• _Objective_:
Each line below should be reproduced without any alteration.

>> BEGIN Data extract

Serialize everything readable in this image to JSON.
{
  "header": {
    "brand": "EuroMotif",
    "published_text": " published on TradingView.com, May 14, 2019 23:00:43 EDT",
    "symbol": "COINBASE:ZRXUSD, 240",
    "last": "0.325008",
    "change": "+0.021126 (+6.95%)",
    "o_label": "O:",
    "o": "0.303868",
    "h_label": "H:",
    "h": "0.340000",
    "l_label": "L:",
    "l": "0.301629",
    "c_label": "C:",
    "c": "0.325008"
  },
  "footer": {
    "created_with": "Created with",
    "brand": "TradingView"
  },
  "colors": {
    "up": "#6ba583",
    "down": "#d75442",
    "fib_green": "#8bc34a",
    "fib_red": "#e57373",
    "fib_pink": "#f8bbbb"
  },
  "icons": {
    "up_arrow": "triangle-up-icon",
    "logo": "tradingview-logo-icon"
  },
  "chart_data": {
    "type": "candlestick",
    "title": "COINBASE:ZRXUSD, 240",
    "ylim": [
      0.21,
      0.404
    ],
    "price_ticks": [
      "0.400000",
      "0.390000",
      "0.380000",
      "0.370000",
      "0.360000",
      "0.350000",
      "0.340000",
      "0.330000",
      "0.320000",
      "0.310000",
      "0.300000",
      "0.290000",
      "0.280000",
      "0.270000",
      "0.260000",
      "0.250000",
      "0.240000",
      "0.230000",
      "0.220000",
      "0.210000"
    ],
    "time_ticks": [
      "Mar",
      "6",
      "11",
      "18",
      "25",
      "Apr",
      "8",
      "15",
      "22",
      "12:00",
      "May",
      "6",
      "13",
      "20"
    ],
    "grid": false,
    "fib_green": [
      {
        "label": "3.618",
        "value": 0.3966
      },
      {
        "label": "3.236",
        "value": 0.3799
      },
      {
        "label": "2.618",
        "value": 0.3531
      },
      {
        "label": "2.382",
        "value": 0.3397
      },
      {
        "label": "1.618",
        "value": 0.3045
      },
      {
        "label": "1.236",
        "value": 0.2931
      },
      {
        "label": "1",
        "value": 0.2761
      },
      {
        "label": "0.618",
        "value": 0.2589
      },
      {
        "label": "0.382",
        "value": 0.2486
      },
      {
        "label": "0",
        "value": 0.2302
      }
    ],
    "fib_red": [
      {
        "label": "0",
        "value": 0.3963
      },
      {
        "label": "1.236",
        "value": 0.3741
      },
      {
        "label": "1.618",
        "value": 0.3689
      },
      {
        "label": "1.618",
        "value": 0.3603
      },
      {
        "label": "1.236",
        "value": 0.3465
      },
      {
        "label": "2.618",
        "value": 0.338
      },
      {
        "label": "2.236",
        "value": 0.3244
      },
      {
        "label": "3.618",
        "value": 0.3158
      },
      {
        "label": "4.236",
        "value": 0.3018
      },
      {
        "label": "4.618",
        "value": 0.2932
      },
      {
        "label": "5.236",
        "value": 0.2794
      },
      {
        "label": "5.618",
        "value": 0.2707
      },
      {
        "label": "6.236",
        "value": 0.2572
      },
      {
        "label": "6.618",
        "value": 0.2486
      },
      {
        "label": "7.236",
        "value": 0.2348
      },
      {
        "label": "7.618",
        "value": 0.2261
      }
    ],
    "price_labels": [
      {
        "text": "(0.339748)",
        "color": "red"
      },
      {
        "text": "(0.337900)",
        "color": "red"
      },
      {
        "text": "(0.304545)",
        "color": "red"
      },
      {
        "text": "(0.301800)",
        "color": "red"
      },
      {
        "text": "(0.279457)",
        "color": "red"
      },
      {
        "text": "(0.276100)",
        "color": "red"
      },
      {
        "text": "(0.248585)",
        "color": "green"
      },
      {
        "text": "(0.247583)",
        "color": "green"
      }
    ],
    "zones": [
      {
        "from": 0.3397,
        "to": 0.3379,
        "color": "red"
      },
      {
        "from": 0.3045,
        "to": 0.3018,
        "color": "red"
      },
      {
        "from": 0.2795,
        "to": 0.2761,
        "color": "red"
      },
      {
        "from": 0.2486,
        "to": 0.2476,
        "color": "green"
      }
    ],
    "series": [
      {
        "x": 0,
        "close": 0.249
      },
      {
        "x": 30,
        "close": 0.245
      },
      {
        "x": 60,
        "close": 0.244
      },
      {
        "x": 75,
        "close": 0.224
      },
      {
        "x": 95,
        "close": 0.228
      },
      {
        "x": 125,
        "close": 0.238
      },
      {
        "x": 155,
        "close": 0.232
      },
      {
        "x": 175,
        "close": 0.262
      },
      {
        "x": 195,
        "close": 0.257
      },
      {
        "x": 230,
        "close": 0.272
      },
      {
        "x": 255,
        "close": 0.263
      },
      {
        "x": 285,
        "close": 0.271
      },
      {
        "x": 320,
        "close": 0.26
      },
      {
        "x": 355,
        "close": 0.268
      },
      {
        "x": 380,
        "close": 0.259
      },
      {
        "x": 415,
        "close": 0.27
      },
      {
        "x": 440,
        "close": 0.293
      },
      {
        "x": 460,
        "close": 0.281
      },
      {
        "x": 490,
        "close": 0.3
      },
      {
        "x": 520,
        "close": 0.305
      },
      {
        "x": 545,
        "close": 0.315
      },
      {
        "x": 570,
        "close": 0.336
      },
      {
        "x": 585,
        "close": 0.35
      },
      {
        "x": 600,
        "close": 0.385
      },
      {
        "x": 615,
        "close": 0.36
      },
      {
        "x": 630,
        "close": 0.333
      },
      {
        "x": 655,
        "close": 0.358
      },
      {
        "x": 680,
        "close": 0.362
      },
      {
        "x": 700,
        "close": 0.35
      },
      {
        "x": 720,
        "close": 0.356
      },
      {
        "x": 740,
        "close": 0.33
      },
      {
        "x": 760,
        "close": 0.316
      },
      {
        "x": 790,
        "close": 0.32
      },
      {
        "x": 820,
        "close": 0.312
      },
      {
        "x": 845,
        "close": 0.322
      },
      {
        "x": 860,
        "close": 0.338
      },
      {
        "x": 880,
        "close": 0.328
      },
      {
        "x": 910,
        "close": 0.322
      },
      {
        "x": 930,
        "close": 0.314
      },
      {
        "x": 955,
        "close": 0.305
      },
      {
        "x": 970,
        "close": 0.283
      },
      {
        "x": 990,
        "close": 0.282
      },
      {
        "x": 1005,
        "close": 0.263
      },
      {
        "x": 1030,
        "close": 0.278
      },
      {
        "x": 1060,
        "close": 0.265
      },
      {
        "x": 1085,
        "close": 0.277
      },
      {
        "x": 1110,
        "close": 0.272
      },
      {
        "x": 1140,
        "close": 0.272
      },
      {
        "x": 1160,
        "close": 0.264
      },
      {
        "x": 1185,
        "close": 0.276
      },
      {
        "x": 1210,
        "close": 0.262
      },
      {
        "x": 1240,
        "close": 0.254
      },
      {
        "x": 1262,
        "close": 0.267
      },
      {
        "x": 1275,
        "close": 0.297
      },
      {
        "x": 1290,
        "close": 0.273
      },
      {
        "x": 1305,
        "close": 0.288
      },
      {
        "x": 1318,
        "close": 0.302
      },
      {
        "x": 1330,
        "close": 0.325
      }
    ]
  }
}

>> END Data extract

• _Output below_:
Serialize everything readable in this image to JSON.
{
  "header": {
    "brand": "EuroMotif",
    "published_text": " published on TradingView.com, May 14, 2019 23:00:43 EDT",
    "symbol": "COINBASE:ZRXUSD, 240",
    "last": "0.325008",
    "change": "+0.021126 (+6.95%)",
    "o_label": "O:",
    "o": "0.303868",
    "h_label": "H:",
    "h": "0.340000",
    "l_label": "L:",
    "l": "0.301629",
    "c_label": "C:",
    "c": "0.325008"
  },
  "footer": {
    "created_with": "Created with",
    "brand": "TradingView"
  },
  "colors": {
    "up": "#6ba583",
    "down": "#d75442",
    "fib_green": "#8bc34a",
    "fib_red": "#e57373",
    "fib_pink": "#f8bbbb"
  },
  "icons": {
    "up_arrow": "triangle-up-icon",
    "logo": "tradingview-logo-icon"
  },
  "chart_data": {
    "type": "candlestick",
    "title": "COINBASE:ZRXUSD, 240",
    "ylim": [
      0.21,
      0.404
    ],
    "price_ticks": [
      "0.400000",
      "0.390000",
      "0.380000",
      "0.370000",
      "0.360000",
      "0.350000",
      "0.340000",
      "0.330000",
      "0.320000",
      "0.310000",
      "0.300000",
      "0.290000",
      "0.280000",
      "0.270000",
      "0.260000",
      "0.250000",
      "0.240000",
      "0.230000",
      "0.220000",
      "0.210000"
    ],
    "time_ticks": [
      "Mar",
      "6",
      "11",
      "18",
      "25",
      "Apr",
      "8",
      "15",
      "22",
      "12:00",
      "May",
      "6",
      "13",
      "20"
    ],
    "grid": false,
    "fib_green": [
      {
        "label": "3.618",
        "value": 0.3966
      },
      {
        "label": "3.236",
        "value": 0.3799
      },
      {
        "label": "2.618",
        "value": 0.3531
      },
      {
        "label": "2.382",
        "value": 0.3397
      },
      {
        "label": "1.618",
        "value": 0.3045
      },
      {
        "label": "1.236",
        "value": 0.2931
      },
      {
        "label": "1",
        "value": 0.2761
      },
      {
        "label": "0.618",
        "value": 0.2589
      },
      {
        "label": "0.382",
        "value": 0.2486
      },
      {
        "label": "0",
        "value": 0.2302
      }
    ],
    "fib_red": [
      {
        "label": "0",
        "value": 0.3963
      },
      {
        "label": "1.236",
        "value": 0.3741
      },
      {
        "label": "1.618",
        "value": 0.3689
      },
      {
        "label": "1.618",
        "value": 0.3603
      },
      {
        "label": "1.236",
        "value": 0.3465
      },
      {
        "label": "2.618",
        "value": 0.338
      },
      {
        "label": "2.236",
        "value": 0.3244
      },
      {
        "label": "3.618",
        "value": 0.3158
      },
      {
        "label": "4.236",
        "value": 0.3018
      },
      {
        "label": "4.618",
        "value": 0.2932
      },
      {
        "label": "5.236",
        "value": 0.2794
      },
      {
        "label": "5.618",
        "value": 0.2707
      },
      {
        "label": "6.236",
        "value": 0.2572
      },
      {
        "label": "6.618",
        "value": 0.2486
      },
      {
        "label": "7.236",
        "value": 0.2348
      },
      {
        "label": "7.618",
        "value": 0.2261
      }
    ],
    "price_labels": [
      {
        "text": "(0.339748)",
        "color": "red"
      },
      {
        "text": "(0.337900)",
        "color": "red"
      },
      {
        "text": "(0.304545)",
        "color": "red"
      },
      {
        "text": "(0.301800)",
        "color": "red"
      },
      {
        "text": "(0.279457)",
        "color": "red"
      },
      {
        "text": "(0.276100)",
        "color": "red"
      },
      {
        "text": "(0.248585)",
        "color": "green"
      },
      {
        "text": "(0.247583)",
        "color": "green"
      }
    ],
    "zones": [
      {
        "from": 0.3397,
        "to": 0.3379,
        "color": "red"
      },
      {
        "from": 0.3045,
        "to": 0.3018,
        "color": "red"
      },
      {
        "from": 0.2795,
        "to": 0.2761,
        "color": "red"
      },
      {
        "from": 0.2486,
        "to": 0.2476,
        "color": "green"
      }
    ],
    "series": [
      {
        "x": 0,
        "close": 0.249
      },
      {
        "x": 30,
        "close": 0.245
      },
      {
        "x": 60,
        "close": 0.244
      },
      {
        "x": 75,
        "close": 0.224
      },
      {
        "x": 95,
        "close": 0.228
      },
      {
        "x": 125,
        "close": 0.238
      },
      {
        "x": 155,
        "close": 0.232
      },
      {
        "x": 175,
        "close": 0.262
      },
      {
        "x": 195,
        "close": 0.257
      },
      {
        "x": 230,
        "close": 0.272
      },
      {
        "x": 255,
        "close": 0.263
      },
      {
        "x": 285,
        "close": 0.271
      },
      {
        "x": 320,
        "close": 0.26
      },
      {
        "x": 355,
        "close": 0.268
      },
      {
        "x": 380,
        "close": 0.259
      },
      {
        "x": 415,
        "close": 0.27
      },
      {
        "x": 440,
        "close": 0.293
      },
      {
        "x": 460,
        "close": 0.281
      },
      {
        "x": 490,
        "close": 0.3
      },
      {
        "x": 520,
        "close": 0.305
      },
      {
        "x": 545,
        "close": 0.315
      },
      {
        "x": 570,
        "close": 0.336
      },
      {
        "x": 585,
        "close": 0.35
      },
      {
        "x": 600,
        "close": 0.385
      },
      {
        "x": 615,
        "close": 0.36
      },
      {
        "x": 630,
        "close": 0.333
      },
      {
        "x": 655,
        "close": 0.358
      },
      {
        "x": 680,
        "close": 0.362
      },
      {
        "x": 700,
        "close": 0.35
      },
      {
        "x": 720,
        "close": 0.356
      },
      {
        "x": 740,
        "close": 0.33
      },
      {
        "x": 760,
        "close": 0.316
      },
      {
        "x": 790,
        "close": 0.32
      },
      {
        "x": 820,
        "close": 0.312
      },
      {
        "x": 845,
        "close": 0.322
      },
      {
        "x": 860,
        "close": 0.338
      },
      {
        "x": 880,
        "close": 0.328
      },
      {
        "x": 910,
        "close": 0.322
      },
      {
        "x": 930,
        "close": 0.314
      },
      {
        "x": 955,
        "close": 0.305
      },
      {
        "x": 970,
        "close": 0.283
      },
      {
        "x": 990,
        "close": 0.282
      },
      {
        "x": 1005,
        "close": 0.263
      },
      {
        "x": 1030,
        "close": 0.278
      },
      {
        "x": 1060,
        "close": 0.265
      },
      {
        "x": 1085,
        "close": 0.277
      },
      {
        "x": 1110,
        "close": 0.272
      },
      {
        "x": 1140,
        "close": 0.272
      },
      {
        "x": 1160,
        "close": 0.264
      },
      {
        "x": 1185,
        "close": 0.276
      },
      {
        "x": 1210,
        "close": 0.262
      },
      {
        "x": 1240,
        "close": 0.254
      },
      {
        "x": 1262,
        "close": 0.267
      },
      {
        "x": 1275,
        "close": 0.297
      },
      {
        "x": 1290,
        "close": 0.273
      },
      {
        "x": 1305,
        "close": 0.288
      },
      {
        "x": 1318,
        "close": 0.302
      },
      {
        "x": 1330,
        "close": 0.325
      }
    ]
  }
}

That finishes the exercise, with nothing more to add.